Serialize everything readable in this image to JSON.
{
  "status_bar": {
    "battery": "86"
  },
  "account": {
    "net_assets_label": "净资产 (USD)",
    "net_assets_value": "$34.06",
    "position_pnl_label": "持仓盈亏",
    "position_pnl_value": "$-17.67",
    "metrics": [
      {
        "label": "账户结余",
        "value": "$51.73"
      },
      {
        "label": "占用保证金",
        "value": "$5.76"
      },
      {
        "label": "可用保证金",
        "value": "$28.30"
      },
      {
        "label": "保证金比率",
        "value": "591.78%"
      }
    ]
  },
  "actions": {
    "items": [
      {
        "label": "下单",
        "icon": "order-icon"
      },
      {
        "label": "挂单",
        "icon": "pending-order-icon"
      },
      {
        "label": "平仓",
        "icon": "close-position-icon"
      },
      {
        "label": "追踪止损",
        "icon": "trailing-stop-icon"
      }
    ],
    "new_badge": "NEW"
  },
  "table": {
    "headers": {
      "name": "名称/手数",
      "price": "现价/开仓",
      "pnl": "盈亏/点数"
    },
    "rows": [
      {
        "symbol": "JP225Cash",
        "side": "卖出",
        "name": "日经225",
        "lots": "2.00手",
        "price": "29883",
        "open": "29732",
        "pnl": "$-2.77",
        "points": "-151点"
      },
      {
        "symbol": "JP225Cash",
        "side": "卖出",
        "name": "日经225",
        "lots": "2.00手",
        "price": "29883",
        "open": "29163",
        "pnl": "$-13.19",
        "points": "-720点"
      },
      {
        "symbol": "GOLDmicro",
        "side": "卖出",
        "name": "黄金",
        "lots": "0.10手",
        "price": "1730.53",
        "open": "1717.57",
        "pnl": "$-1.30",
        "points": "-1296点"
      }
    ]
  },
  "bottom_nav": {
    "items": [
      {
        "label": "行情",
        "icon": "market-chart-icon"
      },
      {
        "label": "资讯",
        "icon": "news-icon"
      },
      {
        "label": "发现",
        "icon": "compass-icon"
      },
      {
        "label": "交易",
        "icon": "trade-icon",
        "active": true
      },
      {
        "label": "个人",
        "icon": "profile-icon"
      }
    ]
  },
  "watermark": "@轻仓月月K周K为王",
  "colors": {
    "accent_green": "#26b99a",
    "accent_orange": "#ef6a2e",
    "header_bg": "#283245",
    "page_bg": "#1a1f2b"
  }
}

════

**Set task**
Report each line of the material above where the word "name" appears.

**The solution**
      "name": "名称/手数",
        "name": "日经225",
        "name": "日经225",
        "name": "黄金",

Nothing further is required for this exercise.